What is asked:
Your task is to give the listing below back word for word, pictures excluded.

Recorded information:

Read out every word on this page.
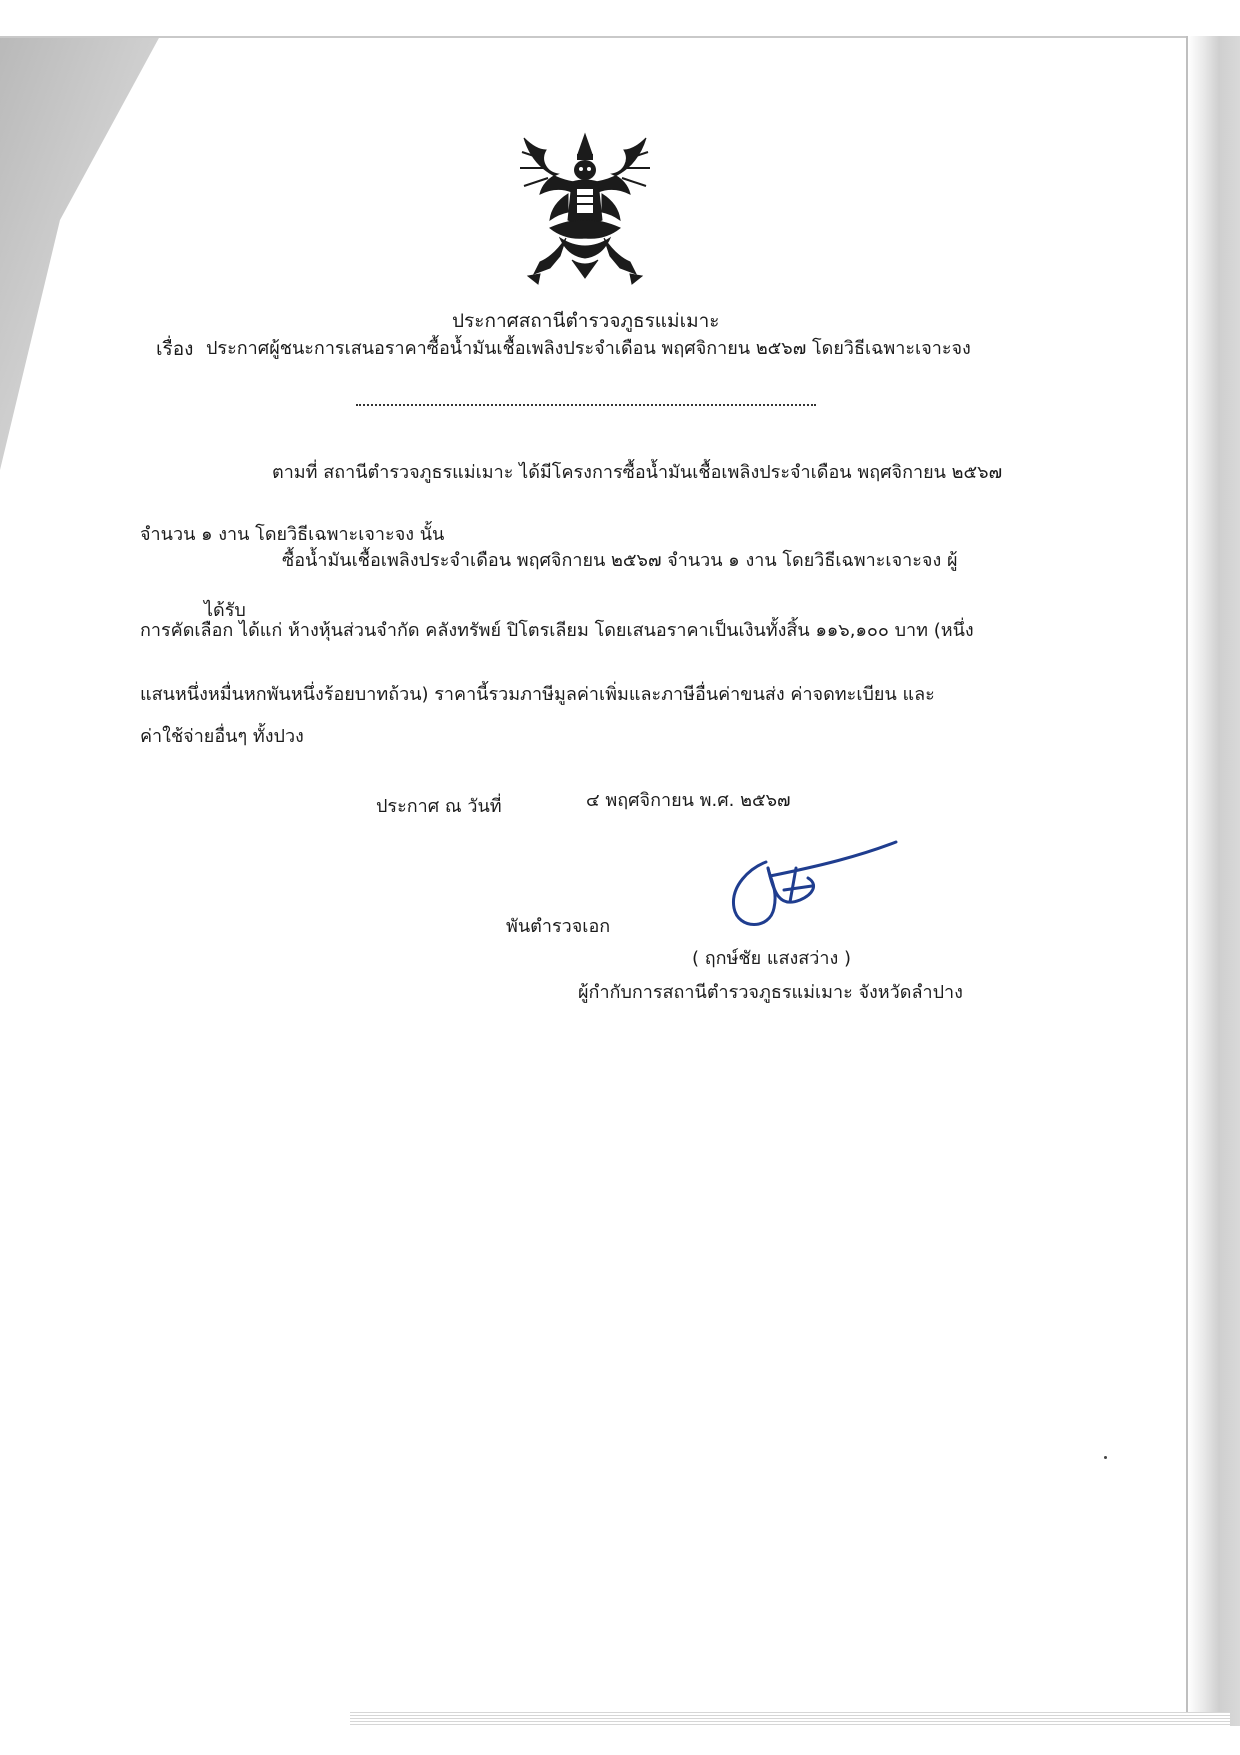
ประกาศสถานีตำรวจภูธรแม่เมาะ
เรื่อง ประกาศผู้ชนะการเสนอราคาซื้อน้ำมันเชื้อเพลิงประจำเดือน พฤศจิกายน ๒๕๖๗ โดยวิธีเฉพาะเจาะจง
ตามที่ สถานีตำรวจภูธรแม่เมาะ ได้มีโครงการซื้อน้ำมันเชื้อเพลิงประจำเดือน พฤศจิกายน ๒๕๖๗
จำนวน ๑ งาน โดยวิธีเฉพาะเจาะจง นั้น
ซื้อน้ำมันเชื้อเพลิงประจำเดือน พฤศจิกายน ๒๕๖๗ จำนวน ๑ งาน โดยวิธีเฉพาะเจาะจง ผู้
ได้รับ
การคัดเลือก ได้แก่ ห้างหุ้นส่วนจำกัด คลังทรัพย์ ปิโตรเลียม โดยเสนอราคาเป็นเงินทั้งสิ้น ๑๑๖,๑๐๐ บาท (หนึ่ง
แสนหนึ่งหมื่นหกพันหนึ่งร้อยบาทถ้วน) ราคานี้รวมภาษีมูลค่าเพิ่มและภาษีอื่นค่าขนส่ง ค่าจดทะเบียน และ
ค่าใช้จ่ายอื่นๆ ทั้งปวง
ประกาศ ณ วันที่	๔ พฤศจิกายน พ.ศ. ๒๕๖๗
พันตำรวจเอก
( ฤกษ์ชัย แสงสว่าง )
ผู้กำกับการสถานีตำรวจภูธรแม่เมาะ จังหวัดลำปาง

Result of the task:
Read out every word on this page.
ประกาศสถานีตำรวจภูธรแม่เมาะ
เรื่อง ประกาศผู้ชนะการเสนอราคาซื้อน้ำมันเชื้อเพลิงประจำเดือน พฤศจิกายน ๒๕๖๗ โดยวิธีเฉพาะเจาะจง
ตามที่ สถานีตำรวจภูธรแม่เมาะ ได้มีโครงการซื้อน้ำมันเชื้อเพลิงประจำเดือน พฤศจิกายน ๒๕๖๗
จำนวน ๑ งาน โดยวิธีเฉพาะเจาะจง นั้น
ซื้อน้ำมันเชื้อเพลิงประจำเดือน พฤศจิกายน ๒๕๖๗ จำนวน ๑ งาน โดยวิธีเฉพาะเจาะจง ผู้
ได้รับ
การคัดเลือก ได้แก่ ห้างหุ้นส่วนจำกัด คลังทรัพย์ ปิโตรเลียม โดยเสนอราคาเป็นเงินทั้งสิ้น ๑๑๖,๑๐๐ บาท (หนึ่ง
แสนหนึ่งหมื่นหกพันหนึ่งร้อยบาทถ้วน) ราคานี้รวมภาษีมูลค่าเพิ่มและภาษีอื่นค่าขนส่ง ค่าจดทะเบียน และ
ค่าใช้จ่ายอื่นๆ ทั้งปวง
ประกาศ ณ วันที่	๔ พฤศจิกายน พ.ศ. ๒๕๖๗
พันตำรวจเอก
( ฤกษ์ชัย แสงสว่าง )
ผู้กำกับการสถานีตำรวจภูธรแม่เมาะ จังหวัดลำปาง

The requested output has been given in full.